[Problem to solve]:
Gather every line that includes the word "Health", please.

Begin Data entries

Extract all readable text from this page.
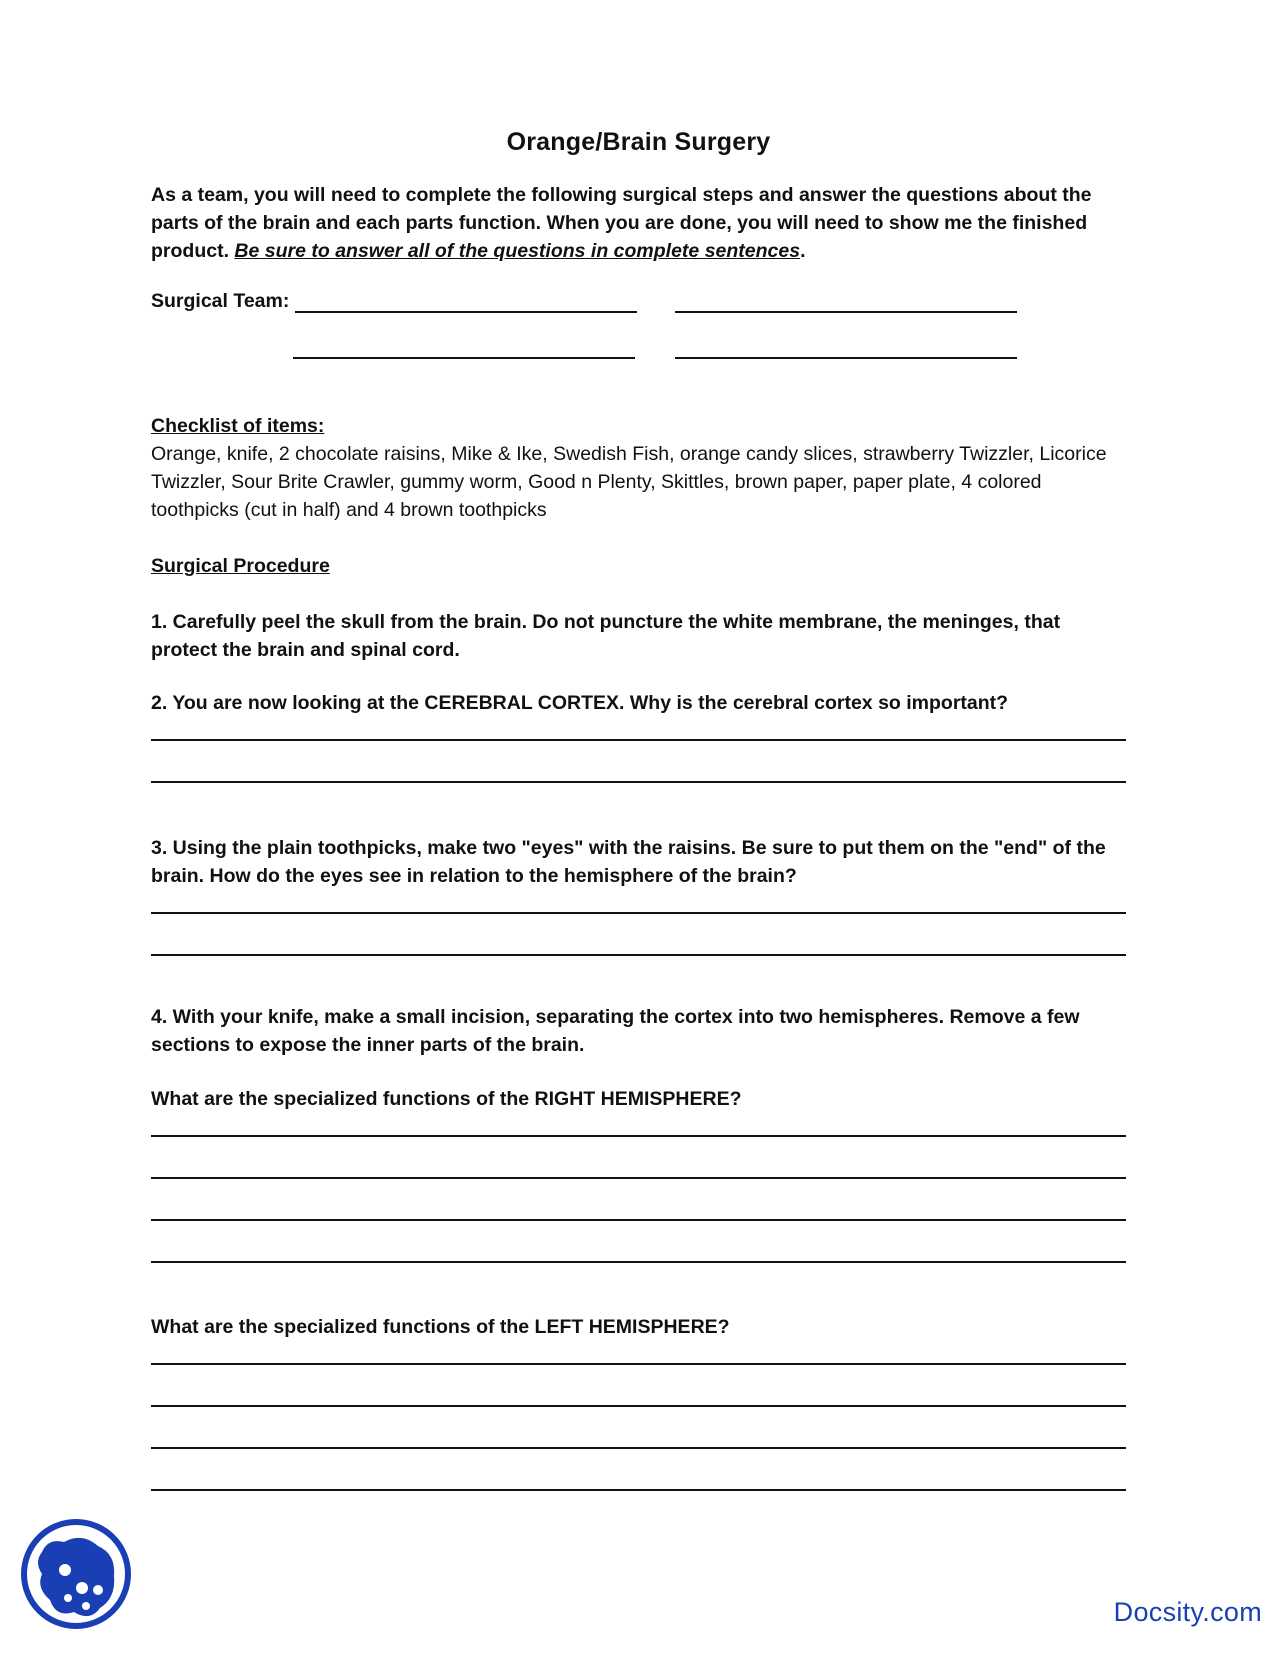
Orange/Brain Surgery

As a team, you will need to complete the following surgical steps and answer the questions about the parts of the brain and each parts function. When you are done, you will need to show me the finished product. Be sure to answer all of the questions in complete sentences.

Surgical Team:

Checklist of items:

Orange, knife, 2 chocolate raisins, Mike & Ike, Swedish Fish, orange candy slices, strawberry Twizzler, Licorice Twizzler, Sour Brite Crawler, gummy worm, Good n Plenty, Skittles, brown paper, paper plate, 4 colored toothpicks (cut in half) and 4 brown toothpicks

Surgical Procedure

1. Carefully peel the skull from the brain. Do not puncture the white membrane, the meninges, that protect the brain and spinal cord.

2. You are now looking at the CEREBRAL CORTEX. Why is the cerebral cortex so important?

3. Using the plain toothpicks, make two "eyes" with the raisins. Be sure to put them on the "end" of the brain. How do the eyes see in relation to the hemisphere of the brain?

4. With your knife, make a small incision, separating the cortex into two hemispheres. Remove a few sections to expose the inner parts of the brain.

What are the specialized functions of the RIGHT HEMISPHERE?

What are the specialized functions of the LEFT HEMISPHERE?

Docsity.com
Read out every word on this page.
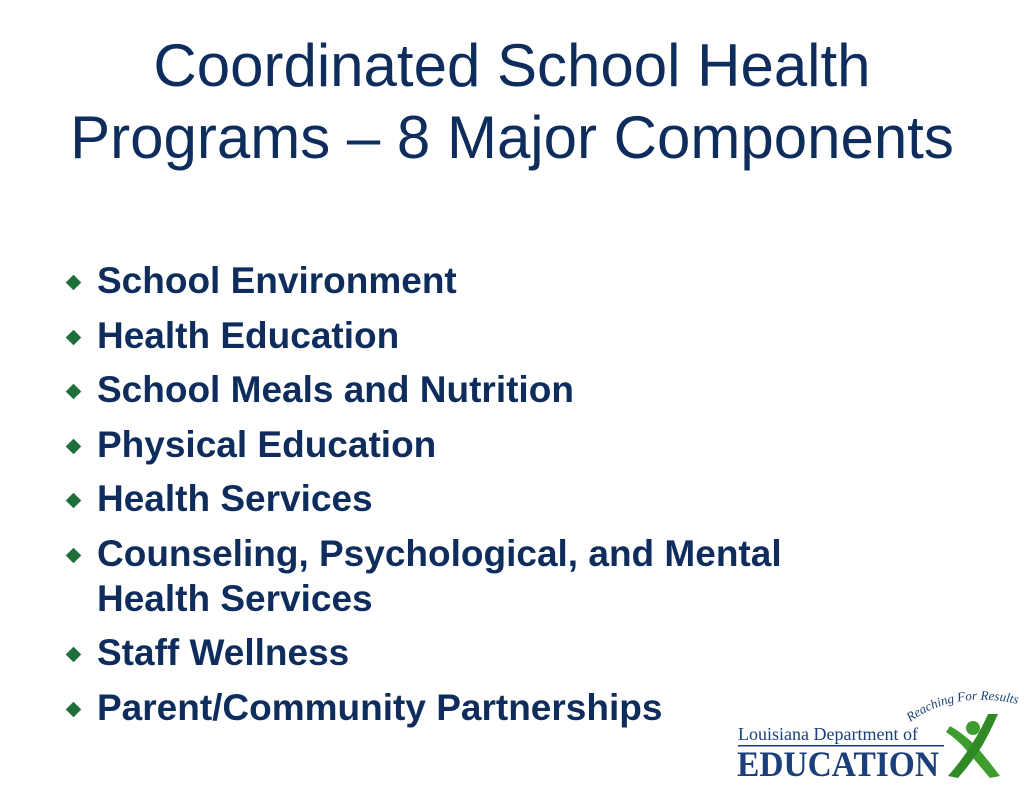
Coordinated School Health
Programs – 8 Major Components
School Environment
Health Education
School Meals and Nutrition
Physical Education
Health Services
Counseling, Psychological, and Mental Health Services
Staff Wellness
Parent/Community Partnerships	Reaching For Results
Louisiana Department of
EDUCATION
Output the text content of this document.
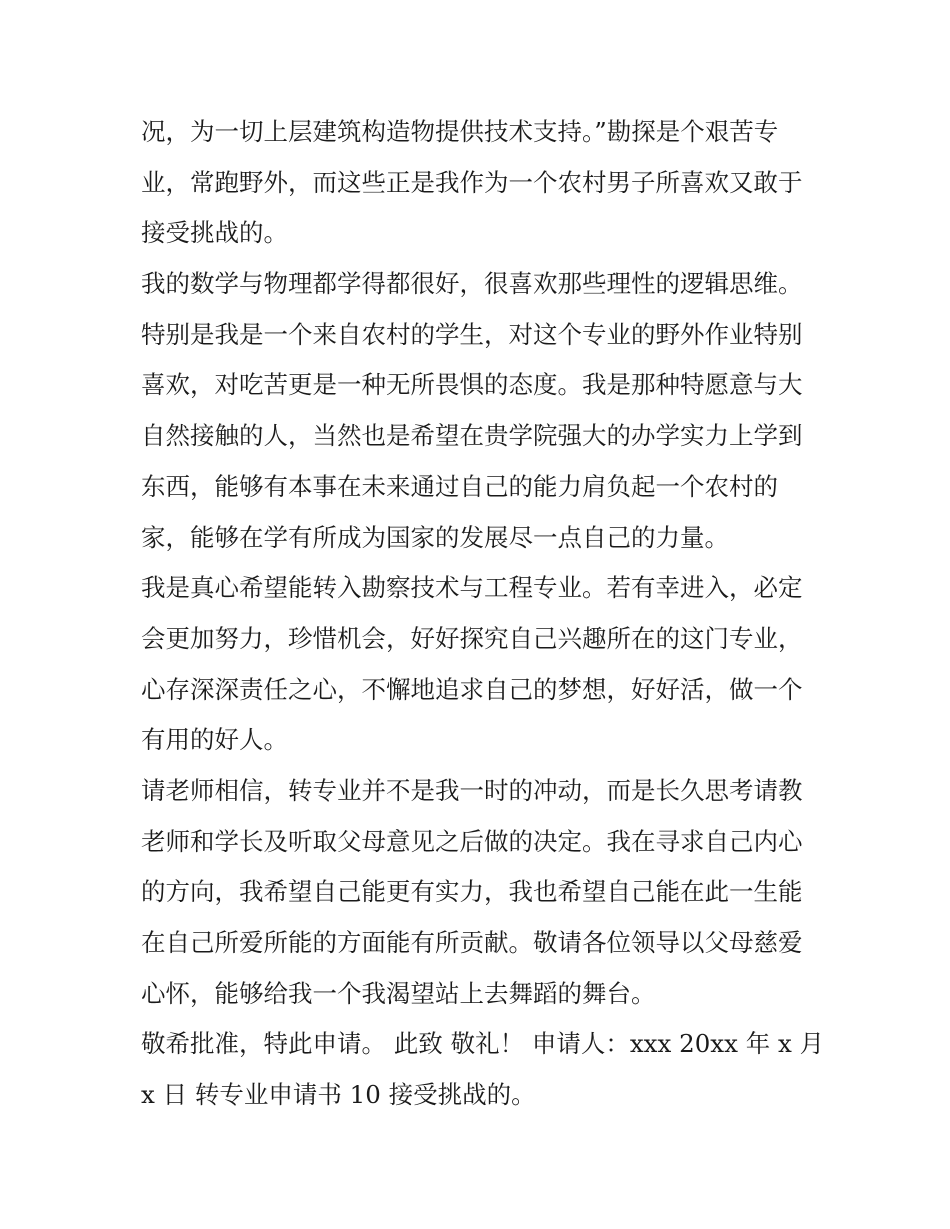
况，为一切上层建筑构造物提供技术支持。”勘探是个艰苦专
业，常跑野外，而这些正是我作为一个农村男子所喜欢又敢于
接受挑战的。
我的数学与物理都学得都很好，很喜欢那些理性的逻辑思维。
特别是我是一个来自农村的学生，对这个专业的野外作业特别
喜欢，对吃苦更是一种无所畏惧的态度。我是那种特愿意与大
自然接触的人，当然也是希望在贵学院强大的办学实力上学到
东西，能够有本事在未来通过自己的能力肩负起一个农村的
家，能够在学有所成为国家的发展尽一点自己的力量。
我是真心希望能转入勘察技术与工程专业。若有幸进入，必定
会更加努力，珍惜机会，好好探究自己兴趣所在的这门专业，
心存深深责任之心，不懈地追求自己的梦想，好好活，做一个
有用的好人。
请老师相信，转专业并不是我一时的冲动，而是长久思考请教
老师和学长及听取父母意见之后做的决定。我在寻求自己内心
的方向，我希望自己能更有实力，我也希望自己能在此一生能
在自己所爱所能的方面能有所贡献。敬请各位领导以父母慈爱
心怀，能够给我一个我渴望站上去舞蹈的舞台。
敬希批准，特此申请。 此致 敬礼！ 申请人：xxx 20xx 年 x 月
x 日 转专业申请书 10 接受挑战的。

End Data entries

[Result for this task]:
Coordinated School Health
Health Education
Health Services
Counseling, Psychological, and Mental Health Services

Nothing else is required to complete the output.